Copy each line of the entries beneath that contains the word "label".

## Chart and figure data
● ● ● ● ●

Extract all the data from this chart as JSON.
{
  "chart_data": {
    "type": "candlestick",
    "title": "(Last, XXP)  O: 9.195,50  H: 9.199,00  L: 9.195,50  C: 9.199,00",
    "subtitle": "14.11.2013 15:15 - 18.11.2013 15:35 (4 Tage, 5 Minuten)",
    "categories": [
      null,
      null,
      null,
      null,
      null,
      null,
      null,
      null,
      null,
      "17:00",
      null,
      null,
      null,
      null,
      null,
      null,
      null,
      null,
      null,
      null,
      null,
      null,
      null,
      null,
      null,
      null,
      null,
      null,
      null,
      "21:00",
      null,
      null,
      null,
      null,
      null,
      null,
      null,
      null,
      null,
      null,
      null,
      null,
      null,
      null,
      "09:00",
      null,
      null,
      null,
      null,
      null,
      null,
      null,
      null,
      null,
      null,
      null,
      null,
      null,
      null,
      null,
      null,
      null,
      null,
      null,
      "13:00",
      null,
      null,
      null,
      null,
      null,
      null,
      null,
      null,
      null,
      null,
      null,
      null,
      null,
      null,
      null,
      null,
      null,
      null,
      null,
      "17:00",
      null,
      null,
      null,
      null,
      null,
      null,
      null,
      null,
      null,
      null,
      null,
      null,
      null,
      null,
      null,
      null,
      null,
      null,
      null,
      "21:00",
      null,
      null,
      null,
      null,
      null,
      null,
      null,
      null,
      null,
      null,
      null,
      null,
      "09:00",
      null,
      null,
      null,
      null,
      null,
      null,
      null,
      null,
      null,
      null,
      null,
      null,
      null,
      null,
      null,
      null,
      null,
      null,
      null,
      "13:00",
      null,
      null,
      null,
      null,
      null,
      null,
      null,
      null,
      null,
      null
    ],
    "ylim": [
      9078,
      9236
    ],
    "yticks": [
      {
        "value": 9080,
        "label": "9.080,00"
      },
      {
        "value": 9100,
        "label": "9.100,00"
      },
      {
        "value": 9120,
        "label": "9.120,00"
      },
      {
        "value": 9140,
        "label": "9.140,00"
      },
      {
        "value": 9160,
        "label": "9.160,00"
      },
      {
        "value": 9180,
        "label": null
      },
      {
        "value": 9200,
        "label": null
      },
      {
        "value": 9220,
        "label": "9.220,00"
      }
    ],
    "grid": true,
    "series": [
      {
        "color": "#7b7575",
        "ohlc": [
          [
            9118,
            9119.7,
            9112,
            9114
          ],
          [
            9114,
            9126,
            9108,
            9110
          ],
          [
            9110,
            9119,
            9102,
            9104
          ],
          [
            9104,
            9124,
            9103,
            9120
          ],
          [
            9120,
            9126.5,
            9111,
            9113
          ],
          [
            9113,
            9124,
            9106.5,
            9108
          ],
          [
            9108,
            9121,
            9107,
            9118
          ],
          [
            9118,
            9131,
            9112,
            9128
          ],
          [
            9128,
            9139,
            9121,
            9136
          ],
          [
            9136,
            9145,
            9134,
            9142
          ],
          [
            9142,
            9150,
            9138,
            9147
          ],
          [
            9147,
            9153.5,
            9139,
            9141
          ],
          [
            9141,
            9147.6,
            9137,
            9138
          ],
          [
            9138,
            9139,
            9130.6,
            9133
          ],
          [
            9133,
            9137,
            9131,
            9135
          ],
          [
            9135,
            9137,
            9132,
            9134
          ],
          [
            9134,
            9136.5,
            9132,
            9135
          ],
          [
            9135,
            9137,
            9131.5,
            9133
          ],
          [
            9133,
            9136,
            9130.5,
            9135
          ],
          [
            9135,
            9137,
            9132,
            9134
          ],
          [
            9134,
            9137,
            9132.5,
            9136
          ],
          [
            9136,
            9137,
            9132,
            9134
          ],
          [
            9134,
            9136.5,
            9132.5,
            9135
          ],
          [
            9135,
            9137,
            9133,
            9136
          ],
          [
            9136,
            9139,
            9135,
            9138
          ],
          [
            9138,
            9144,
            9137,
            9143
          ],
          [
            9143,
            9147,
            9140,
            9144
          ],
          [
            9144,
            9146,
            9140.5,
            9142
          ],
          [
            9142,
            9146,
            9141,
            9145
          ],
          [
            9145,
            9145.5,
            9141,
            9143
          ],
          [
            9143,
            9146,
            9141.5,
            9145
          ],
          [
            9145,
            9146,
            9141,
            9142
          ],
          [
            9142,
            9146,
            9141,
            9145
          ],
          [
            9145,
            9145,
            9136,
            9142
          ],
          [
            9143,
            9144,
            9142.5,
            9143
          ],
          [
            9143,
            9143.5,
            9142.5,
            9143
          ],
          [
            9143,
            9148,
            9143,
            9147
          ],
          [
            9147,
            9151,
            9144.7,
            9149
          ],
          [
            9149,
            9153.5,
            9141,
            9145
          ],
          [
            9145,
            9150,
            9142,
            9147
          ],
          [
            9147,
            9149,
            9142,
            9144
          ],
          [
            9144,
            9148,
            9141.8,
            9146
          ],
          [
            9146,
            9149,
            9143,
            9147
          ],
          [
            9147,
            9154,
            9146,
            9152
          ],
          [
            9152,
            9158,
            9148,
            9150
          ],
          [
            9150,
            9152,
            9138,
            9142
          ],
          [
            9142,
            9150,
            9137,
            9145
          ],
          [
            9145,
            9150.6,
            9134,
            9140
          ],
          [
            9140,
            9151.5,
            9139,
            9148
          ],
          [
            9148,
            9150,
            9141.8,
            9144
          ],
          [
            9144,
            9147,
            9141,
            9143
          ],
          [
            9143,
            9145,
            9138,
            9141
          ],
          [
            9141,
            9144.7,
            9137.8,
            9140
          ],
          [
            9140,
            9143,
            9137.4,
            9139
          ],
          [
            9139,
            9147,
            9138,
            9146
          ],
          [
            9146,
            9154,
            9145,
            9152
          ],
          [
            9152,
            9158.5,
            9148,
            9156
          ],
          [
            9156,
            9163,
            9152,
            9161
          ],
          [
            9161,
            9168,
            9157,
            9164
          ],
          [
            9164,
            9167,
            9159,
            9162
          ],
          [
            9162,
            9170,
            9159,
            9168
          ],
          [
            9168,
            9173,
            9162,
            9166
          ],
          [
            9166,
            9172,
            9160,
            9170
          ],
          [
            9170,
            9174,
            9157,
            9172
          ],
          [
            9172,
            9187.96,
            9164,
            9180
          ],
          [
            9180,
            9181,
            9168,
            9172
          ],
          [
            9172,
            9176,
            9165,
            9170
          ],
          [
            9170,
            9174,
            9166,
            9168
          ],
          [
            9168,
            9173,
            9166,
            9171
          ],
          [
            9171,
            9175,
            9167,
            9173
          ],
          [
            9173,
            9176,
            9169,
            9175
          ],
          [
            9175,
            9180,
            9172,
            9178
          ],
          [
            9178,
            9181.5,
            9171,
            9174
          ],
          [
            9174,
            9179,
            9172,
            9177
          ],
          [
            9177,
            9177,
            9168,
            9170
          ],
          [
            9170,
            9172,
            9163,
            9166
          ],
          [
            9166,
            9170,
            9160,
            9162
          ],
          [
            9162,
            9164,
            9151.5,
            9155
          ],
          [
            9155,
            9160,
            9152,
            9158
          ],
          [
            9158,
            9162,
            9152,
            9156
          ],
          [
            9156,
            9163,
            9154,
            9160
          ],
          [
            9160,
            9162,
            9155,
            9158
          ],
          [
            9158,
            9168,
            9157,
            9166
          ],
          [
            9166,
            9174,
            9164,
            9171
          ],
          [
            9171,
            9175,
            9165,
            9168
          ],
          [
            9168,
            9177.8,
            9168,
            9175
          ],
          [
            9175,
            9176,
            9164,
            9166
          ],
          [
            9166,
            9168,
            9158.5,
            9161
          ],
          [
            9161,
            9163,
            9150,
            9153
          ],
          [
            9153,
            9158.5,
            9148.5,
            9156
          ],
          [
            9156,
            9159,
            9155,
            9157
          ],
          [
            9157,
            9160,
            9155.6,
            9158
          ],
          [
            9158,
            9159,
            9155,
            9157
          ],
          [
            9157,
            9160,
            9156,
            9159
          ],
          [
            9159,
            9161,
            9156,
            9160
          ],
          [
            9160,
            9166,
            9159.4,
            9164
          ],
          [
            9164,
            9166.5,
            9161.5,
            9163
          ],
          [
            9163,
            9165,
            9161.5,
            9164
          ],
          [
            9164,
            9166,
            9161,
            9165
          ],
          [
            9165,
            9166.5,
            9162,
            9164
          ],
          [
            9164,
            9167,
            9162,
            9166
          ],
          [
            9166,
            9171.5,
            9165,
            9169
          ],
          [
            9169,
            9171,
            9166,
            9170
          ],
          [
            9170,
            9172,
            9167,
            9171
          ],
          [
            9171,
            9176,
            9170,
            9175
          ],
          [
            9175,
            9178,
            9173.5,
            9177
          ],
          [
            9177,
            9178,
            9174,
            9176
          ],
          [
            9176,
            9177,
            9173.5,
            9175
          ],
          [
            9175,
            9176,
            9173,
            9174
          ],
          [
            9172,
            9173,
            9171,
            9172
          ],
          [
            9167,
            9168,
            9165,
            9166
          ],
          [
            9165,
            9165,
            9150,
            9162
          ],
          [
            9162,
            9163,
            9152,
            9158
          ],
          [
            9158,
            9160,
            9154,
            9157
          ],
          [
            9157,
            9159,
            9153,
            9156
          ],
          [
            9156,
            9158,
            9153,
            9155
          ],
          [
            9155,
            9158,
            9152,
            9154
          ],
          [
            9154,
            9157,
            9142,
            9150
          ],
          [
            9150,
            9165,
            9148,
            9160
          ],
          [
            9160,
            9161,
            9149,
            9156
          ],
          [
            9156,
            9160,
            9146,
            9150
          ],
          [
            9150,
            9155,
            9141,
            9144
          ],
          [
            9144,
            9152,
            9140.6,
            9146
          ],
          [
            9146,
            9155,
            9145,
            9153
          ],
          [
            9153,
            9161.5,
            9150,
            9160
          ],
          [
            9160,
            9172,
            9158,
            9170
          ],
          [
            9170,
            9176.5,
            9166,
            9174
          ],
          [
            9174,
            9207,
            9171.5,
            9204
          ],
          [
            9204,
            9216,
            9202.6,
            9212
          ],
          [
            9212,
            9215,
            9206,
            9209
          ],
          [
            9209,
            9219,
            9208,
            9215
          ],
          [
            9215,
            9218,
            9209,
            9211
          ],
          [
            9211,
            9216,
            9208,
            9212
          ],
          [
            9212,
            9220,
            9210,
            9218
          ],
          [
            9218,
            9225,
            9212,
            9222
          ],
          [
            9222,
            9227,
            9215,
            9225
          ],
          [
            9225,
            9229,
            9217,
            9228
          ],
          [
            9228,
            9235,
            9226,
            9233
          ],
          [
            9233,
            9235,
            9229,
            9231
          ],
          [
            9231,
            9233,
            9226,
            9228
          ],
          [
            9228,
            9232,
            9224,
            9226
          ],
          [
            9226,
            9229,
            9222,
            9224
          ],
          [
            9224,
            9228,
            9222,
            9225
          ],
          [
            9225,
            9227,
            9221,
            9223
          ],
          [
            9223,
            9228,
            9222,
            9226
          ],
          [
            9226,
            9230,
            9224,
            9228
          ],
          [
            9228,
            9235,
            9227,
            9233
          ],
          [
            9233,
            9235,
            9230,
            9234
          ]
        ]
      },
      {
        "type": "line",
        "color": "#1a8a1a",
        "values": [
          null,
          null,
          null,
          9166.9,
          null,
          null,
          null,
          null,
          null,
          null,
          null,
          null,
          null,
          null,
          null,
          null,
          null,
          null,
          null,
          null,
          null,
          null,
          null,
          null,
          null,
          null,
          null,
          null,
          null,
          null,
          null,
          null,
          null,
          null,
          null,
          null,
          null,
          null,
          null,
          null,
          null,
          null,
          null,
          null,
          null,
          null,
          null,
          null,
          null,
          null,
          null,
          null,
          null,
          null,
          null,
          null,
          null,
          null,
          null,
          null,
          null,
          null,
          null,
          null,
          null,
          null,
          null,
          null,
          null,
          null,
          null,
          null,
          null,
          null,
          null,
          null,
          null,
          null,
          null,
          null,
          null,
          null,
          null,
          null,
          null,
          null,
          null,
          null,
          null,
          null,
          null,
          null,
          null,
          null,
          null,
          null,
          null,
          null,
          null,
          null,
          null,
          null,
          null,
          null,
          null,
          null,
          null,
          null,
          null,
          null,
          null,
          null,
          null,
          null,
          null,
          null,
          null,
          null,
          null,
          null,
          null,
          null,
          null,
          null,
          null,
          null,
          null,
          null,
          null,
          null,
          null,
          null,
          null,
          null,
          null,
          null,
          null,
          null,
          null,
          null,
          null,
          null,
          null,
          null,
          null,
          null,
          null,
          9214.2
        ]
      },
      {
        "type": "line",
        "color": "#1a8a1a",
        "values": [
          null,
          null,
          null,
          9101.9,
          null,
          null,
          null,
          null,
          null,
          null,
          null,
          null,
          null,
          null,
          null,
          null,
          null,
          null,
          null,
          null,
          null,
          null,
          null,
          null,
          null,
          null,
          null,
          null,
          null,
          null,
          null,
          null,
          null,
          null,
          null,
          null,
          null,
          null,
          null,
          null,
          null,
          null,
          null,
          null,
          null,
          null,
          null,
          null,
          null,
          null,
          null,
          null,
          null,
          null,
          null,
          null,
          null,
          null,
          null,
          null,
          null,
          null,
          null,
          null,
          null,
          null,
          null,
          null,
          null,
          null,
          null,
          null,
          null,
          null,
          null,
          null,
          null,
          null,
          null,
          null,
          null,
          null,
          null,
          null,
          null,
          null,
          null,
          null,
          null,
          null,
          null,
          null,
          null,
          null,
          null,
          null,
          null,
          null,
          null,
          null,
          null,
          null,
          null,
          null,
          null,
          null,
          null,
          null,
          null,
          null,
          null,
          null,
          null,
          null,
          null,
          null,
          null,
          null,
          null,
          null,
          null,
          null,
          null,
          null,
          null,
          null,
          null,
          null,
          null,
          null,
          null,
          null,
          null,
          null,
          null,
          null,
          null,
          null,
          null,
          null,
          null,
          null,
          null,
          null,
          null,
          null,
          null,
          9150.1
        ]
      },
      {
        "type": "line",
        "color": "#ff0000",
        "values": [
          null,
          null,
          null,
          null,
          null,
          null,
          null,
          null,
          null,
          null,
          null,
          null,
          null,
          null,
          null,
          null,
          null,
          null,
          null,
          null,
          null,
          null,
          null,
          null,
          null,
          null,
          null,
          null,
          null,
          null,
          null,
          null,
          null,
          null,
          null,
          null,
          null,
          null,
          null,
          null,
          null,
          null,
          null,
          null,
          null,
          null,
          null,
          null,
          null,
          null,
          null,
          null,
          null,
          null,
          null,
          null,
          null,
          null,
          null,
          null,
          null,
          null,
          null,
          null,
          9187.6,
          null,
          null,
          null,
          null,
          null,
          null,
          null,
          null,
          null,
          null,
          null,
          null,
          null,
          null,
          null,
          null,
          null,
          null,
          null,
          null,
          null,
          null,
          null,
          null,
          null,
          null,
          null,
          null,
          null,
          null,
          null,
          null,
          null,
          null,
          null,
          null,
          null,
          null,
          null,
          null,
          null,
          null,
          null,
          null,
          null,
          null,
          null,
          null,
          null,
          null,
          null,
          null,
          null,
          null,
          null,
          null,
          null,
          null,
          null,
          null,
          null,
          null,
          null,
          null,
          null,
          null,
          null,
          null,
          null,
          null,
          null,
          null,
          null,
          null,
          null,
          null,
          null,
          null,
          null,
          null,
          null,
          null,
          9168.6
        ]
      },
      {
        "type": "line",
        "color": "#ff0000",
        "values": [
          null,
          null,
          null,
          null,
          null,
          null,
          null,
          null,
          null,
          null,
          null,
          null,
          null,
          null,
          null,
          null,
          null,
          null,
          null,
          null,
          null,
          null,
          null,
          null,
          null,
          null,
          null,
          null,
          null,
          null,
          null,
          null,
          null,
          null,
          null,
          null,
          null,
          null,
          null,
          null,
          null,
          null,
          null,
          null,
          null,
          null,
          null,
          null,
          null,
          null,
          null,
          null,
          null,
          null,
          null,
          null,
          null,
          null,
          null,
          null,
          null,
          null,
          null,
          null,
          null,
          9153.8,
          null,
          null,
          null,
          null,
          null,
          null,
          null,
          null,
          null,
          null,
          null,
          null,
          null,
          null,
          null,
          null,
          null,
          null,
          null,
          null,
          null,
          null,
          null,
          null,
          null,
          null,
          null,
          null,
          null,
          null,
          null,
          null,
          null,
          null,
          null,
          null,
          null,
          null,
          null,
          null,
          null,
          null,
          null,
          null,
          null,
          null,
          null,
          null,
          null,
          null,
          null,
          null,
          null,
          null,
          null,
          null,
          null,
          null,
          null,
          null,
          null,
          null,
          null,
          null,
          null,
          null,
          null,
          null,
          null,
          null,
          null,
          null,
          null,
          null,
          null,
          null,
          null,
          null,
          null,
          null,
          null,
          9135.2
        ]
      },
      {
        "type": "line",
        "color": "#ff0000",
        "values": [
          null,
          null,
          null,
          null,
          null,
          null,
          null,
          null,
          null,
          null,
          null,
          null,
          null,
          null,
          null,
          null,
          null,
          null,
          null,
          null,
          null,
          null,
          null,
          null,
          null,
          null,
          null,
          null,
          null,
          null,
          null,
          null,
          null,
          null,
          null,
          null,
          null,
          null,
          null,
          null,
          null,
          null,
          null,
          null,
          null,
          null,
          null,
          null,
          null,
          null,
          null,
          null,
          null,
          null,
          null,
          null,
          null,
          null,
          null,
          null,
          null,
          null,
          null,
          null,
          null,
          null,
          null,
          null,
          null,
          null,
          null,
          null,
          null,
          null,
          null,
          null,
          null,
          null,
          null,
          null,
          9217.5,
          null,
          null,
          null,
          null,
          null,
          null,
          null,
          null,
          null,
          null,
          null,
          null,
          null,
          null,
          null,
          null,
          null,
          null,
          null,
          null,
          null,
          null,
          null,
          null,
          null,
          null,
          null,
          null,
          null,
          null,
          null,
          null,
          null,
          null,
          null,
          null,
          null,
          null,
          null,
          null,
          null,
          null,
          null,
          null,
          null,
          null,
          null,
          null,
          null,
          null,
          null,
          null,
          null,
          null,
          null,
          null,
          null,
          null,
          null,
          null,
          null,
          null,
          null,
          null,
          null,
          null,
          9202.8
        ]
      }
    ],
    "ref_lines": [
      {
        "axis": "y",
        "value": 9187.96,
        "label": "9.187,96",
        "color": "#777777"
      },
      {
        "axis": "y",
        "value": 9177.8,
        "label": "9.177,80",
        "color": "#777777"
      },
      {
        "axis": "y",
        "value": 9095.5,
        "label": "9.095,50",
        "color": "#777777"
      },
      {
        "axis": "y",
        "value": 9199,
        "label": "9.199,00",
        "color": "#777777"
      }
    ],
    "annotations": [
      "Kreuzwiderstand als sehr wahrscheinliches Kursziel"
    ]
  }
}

● ● ● ● ●

## Expected output
        "label": "9.080,00"
        "label": "9.100,00"
        "label": "9.120,00"
        "label": "9.140,00"
        "label": "9.160,00"
        "label": null
        "label": null
        "label": "9.220,00"
        "label": "9.187,96",
        "label": "9.177,80",
        "label": "9.095,50",
        "label": "9.199,00",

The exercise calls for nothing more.